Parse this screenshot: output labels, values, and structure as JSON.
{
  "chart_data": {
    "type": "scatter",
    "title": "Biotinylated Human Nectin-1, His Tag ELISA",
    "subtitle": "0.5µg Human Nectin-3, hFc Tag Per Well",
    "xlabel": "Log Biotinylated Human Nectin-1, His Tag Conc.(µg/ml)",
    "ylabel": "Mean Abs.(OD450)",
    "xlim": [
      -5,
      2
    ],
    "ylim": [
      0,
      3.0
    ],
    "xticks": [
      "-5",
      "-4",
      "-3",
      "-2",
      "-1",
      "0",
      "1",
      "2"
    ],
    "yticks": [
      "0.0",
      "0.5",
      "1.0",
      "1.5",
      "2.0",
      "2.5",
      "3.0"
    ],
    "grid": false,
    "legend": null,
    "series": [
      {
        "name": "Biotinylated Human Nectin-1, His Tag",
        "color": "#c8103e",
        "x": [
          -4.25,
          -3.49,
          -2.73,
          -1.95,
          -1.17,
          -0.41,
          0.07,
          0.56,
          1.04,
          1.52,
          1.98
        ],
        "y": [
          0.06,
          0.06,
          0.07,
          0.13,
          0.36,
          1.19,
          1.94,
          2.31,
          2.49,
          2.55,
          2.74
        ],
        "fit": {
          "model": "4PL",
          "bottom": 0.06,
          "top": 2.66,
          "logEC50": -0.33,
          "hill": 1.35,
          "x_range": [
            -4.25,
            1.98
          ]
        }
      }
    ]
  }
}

::::

• [Do this]:
Output an exact copy of each record.

• [Task result]:
Parse this screenshot: output labels, values, and structure as JSON.
{
  "chart_data": {
    "type": "scatter",
    "title": "Biotinylated Human Nectin-1, His Tag ELISA",
    "subtitle": "0.5µg Human Nectin-3, hFc Tag Per Well",
    "xlabel": "Log Biotinylated Human Nectin-1, His Tag Conc.(µg/ml)",
    "ylabel": "Mean Abs.(OD450)",
    "xlim": [
      -5,
      2
    ],
    "ylim": [
      0,
      3.0
    ],
    "xticks": [
      "-5",
      "-4",
      "-3",
      "-2",
      "-1",
      "0",
      "1",
      "2"
    ],
    "yticks": [
      "0.0",
      "0.5",
      "1.0",
      "1.5",
      "2.0",
      "2.5",
      "3.0"
    ],
    "grid": false,
    "legend": null,
    "series": [
      {
        "name": "Biotinylated Human Nectin-1, His Tag",
        "color": "#c8103e",
        "x": [
          -4.25,
          -3.49,
          -2.73,
          -1.95,
          -1.17,
          -0.41,
          0.07,
          0.56,
          1.04,
          1.52,
          1.98
        ],
        "y": [
          0.06,
          0.06,
          0.07,
          0.13,
          0.36,
          1.19,
          1.94,
          2.31,
          2.49,
          2.55,
          2.74
        ],
        "fit": {
          "model": "4PL",
          "bottom": 0.06,
          "top": 2.66,
          "logEC50": -0.33,
          "hill": 1.35,
          "x_range": [
            -4.25,
            1.98
          ]
        }
      }
    ]
  }
}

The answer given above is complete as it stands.